→ **EXCERTO**
----------------
Contra todos os possíveis factores de criação versus realidade, a vida de Dylan está aqui, bem equilibrada entre verdades absolutas e um hipnótico mundo onírico. Importa ainda relembrar que, neste jogo de máscaras, a juntar a estes seis corpos, Haynes termina o filme com uma imagem do sétimo: o próprio Bob Dylan, que na verdade se chama Robert Allen Zimmerman. Pelos vistos, afinal, os disfarces começaram muito antes do filme, que é absolutamente obrigatório.

5 / 5


Outras Estreias:


NEVOEIRO MISTERIOSO

Frank Darabont (À Espera de Um Milagre) mergulha no cinema de terror, com um fabuloso filme impróprio para cardíacos, que conta a história de David Drayton (Thomas Jane) e o seu pequeno filho que se encontram, entre o largo grupo de habitantes da mesma vila (destaque para a brilhante Marcia Gay Harden), fechados na mercearia local cercada por uma neblina estranha, que esconde uma ameaça terrível. Contra todos os esforços, as resistências acabam por ceder – quer a nível “mutante” como humano, e a luta pela sobrevivência torna-se ainda mais difícil. Cruzando influências de filmes série B, com a lição de John Carpenter bem estudada, e fortemente apoiado no romance de Stephen King em que o argumento se baseia, Darabont fornece-nos duas horas de grande cinema, onde a condição humana e os fantasmas da América se debatem com estranhas criaturas mortíferas que tomam de assalto, sem razão aparente, o mais comum dos mortais. Hitchcock ficaria orgulhoso.
----------------
→ **O QUE SE PEDE**
Copie sem alterações o trecho do excerto de crítica de cinema que começa em "Contra todos os possíveis" e continua até "é absolutamente obrigatório.". Baseie-se unicamente no excerto.
----------------
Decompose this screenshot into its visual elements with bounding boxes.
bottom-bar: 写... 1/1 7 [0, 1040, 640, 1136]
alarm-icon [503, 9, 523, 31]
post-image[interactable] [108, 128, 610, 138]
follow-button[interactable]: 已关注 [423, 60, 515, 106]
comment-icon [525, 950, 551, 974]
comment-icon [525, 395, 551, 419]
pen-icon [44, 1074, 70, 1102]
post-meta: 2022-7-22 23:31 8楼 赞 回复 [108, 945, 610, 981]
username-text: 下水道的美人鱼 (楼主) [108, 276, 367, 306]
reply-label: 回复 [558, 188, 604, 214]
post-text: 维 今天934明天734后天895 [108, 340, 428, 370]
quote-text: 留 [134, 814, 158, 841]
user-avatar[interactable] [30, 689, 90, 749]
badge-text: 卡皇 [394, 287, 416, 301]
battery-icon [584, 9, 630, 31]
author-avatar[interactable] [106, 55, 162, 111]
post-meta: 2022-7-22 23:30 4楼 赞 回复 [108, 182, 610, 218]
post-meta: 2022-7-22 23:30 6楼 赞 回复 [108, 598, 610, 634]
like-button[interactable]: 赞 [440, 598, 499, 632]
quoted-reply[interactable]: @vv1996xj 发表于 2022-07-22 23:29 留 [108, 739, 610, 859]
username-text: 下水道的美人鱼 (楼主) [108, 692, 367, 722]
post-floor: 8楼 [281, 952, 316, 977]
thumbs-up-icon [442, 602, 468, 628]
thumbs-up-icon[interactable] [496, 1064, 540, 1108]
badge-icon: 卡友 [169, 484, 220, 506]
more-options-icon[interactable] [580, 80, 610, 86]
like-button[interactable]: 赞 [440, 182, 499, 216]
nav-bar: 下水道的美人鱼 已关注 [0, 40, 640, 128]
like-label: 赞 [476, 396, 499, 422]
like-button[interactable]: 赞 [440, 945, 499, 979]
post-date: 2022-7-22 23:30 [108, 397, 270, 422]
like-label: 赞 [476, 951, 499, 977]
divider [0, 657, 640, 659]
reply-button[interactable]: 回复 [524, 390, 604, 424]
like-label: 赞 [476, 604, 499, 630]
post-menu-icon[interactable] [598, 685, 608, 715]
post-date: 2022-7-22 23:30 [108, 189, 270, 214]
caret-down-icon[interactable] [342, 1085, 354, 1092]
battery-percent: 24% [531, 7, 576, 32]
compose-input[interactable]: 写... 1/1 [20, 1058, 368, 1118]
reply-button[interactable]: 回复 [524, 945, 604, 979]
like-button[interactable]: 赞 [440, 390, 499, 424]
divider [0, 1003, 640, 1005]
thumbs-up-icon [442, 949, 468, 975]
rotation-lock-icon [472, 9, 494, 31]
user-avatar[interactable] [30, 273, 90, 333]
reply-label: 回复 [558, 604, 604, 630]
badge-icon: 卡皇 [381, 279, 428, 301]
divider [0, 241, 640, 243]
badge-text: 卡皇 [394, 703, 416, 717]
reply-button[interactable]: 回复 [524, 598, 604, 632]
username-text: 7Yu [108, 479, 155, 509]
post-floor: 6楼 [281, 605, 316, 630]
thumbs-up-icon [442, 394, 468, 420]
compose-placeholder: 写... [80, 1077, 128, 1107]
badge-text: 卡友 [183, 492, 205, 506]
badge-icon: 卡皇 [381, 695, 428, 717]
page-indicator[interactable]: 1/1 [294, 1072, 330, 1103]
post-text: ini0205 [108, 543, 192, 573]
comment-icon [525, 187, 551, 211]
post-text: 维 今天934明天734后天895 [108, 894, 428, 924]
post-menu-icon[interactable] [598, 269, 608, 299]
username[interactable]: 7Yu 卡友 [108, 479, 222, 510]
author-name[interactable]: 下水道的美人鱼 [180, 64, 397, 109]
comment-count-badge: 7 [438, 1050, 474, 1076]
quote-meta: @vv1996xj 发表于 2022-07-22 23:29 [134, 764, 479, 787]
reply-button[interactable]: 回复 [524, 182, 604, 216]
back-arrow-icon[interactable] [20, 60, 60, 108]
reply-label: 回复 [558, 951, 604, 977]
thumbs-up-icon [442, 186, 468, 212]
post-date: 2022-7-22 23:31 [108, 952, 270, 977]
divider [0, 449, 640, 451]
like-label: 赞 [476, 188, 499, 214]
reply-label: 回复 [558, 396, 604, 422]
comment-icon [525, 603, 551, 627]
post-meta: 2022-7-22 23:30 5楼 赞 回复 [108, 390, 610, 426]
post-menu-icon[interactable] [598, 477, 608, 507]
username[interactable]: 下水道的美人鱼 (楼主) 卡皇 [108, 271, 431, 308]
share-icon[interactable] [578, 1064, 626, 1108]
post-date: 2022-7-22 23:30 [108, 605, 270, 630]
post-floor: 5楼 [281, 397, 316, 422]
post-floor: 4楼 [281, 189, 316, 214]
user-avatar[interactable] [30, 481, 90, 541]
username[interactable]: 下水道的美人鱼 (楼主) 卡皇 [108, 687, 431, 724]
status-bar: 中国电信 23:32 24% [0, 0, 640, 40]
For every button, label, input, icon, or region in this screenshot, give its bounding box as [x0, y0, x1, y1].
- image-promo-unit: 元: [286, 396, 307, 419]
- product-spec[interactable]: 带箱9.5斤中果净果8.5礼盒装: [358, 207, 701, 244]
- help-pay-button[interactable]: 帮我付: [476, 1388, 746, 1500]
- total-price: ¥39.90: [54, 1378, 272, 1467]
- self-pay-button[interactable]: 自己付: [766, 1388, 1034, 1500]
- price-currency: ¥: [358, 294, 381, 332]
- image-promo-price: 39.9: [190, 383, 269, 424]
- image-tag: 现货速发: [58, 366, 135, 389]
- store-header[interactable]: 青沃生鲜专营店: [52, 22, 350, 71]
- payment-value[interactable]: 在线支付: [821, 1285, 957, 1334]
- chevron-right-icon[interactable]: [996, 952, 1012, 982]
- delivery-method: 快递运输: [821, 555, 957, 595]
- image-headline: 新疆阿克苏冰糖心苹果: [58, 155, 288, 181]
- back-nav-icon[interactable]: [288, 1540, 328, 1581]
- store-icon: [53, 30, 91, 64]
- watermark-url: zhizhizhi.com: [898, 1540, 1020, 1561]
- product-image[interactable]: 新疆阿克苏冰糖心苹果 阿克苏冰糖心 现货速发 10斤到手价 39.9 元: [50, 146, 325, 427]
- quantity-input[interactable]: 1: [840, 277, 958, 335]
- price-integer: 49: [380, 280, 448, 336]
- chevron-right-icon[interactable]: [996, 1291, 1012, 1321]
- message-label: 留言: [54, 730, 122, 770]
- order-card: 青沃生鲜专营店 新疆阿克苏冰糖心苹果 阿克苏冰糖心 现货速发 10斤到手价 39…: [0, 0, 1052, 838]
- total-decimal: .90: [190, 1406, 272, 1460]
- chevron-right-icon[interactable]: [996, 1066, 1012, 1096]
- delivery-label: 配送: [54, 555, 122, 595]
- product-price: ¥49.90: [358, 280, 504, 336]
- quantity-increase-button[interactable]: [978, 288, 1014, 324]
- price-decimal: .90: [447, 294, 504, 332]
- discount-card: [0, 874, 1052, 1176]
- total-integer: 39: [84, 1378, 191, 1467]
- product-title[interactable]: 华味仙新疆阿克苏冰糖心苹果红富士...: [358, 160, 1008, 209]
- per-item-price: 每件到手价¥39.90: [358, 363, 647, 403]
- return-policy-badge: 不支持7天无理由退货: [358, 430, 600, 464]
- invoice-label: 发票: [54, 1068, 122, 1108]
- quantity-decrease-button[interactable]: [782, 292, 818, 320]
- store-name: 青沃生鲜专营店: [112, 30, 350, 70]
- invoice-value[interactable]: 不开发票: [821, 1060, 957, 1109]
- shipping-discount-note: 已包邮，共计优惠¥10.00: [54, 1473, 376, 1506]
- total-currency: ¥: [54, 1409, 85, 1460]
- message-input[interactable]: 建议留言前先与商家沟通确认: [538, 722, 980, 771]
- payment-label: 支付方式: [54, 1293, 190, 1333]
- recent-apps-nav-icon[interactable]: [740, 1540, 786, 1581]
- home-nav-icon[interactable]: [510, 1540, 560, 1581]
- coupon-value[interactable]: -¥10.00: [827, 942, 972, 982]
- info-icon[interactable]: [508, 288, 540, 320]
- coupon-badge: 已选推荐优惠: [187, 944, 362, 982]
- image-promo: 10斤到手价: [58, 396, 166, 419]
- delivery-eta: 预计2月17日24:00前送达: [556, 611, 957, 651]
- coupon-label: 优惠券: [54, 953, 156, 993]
----------------
→ **RESULTADO**
Contra todos os possíveis factores de criação versus realidade, a vida de Dylan está aqui, bem equilibrada entre verdades absolutas e um hipnótico mundo onírico. Importa ainda relembrar que, neste jogo de máscaras, a juntar a estes seis corpos, Haynes termina o filme com uma imagem do sétimo: o próprio Bob Dylan, que na verdade se chama Robert Allen Zimmerman. Pelos vistos, afinal, os disfarces começaram muito antes do filme, que é absolutamente obrigatório.